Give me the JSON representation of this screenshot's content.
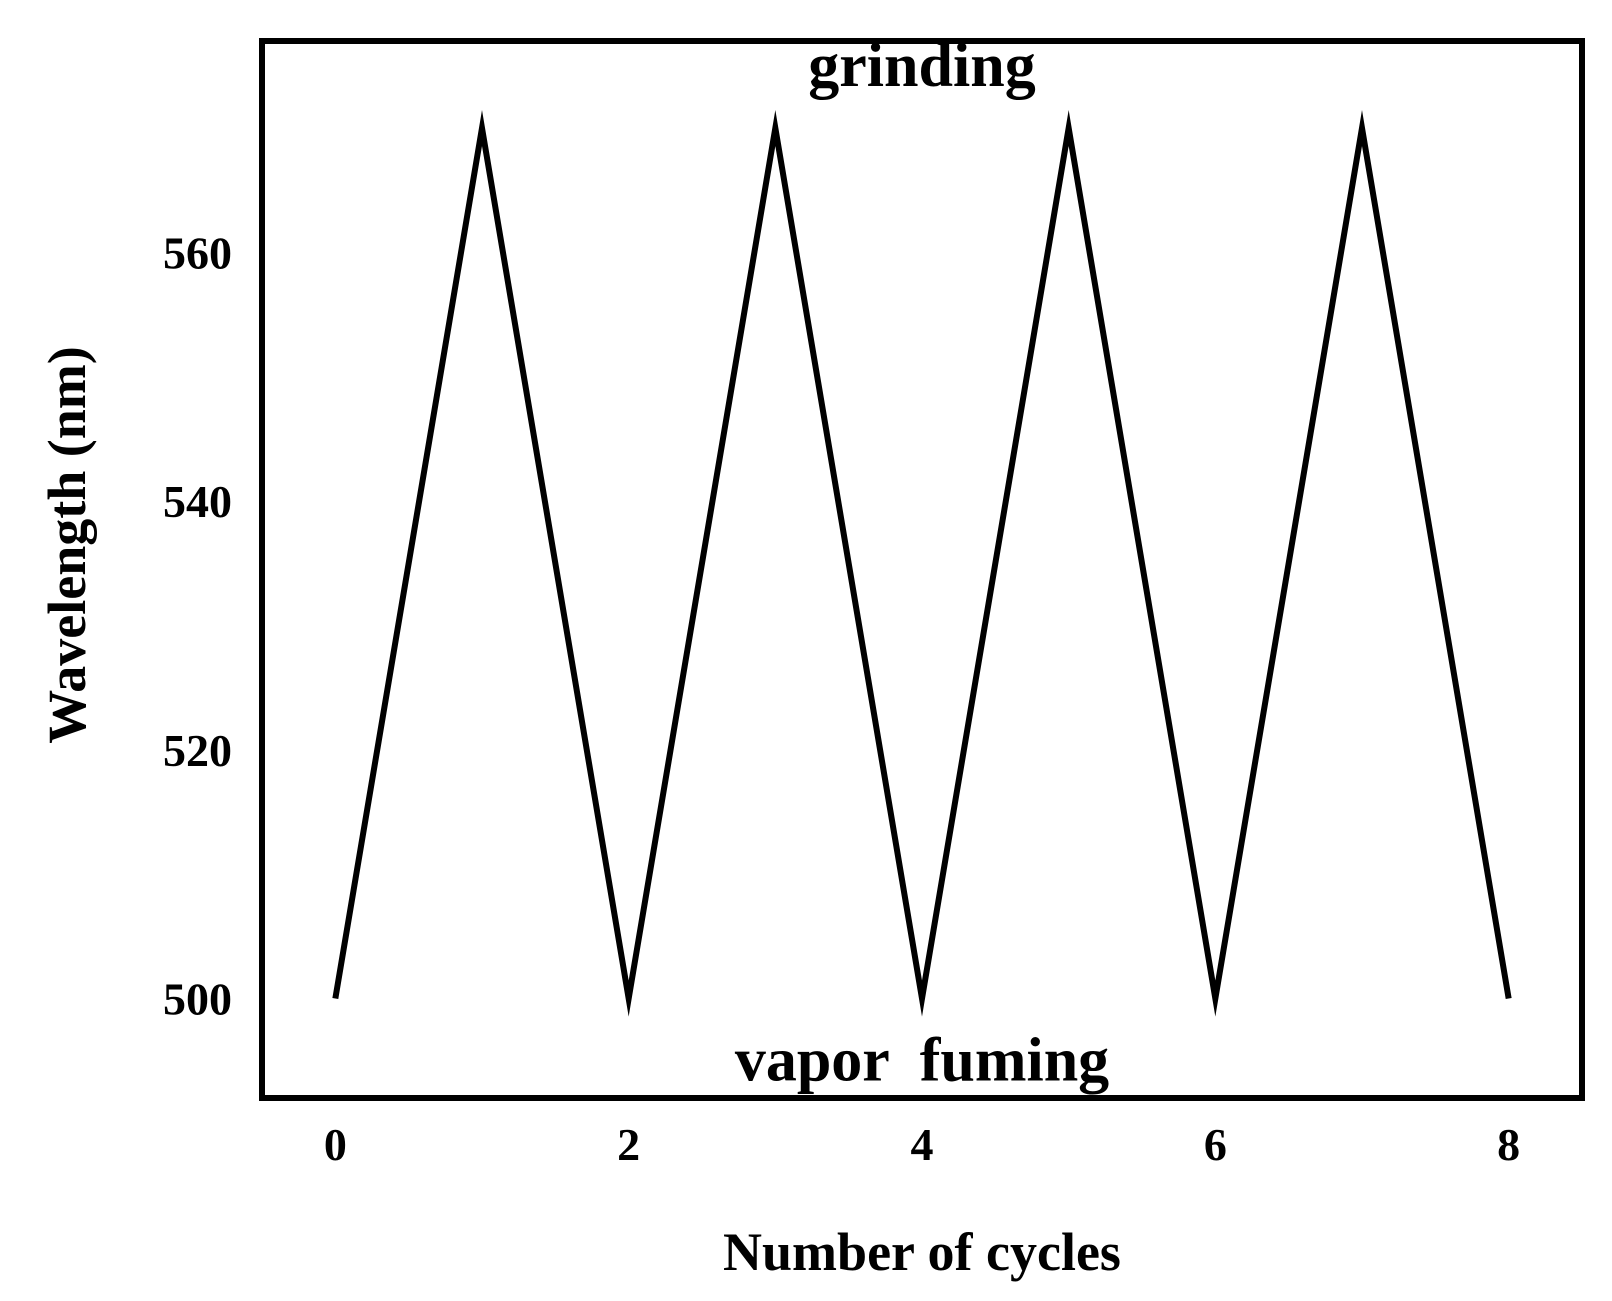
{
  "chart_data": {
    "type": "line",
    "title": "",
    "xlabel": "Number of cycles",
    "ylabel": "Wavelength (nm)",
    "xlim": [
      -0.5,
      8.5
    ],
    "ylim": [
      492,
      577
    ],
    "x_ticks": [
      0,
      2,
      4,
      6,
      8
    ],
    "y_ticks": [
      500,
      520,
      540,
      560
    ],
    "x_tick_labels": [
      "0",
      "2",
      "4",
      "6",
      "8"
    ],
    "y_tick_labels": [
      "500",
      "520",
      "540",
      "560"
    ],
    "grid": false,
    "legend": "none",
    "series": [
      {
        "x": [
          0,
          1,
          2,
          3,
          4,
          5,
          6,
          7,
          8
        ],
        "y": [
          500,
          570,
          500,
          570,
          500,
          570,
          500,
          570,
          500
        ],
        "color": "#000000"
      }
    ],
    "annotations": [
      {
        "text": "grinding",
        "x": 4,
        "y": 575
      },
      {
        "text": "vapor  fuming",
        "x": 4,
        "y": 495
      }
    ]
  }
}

**Exercise instructions:** Reproduce the material above verbatim; omit every picture.

**Exercise output:**
Give me the JSON representation of this screenshot's content.
{
  "chart_data": {
    "type": "line",
    "title": "",
    "xlabel": "Number of cycles",
    "ylabel": "Wavelength (nm)",
    "xlim": [
      -0.5,
      8.5
    ],
    "ylim": [
      492,
      577
    ],
    "x_ticks": [
      0,
      2,
      4,
      6,
      8
    ],
    "y_ticks": [
      500,
      520,
      540,
      560
    ],
    "x_tick_labels": [
      "0",
      "2",
      "4",
      "6",
      "8"
    ],
    "y_tick_labels": [
      "500",
      "520",
      "540",
      "560"
    ],
    "grid": false,
    "legend": "none",
    "series": [
      {
        "x": [
          0,
          1,
          2,
          3,
          4,
          5,
          6,
          7,
          8
        ],
        "y": [
          500,
          570,
          500,
          570,
          500,
          570,
          500,
          570,
          500
        ],
        "color": "#000000"
      }
    ],
    "annotations": [
      {
        "text": "grinding",
        "x": 4,
        "y": 575
      },
      {
        "text": "vapor  fuming",
        "x": 4,
        "y": 495
      }
    ]
  }
}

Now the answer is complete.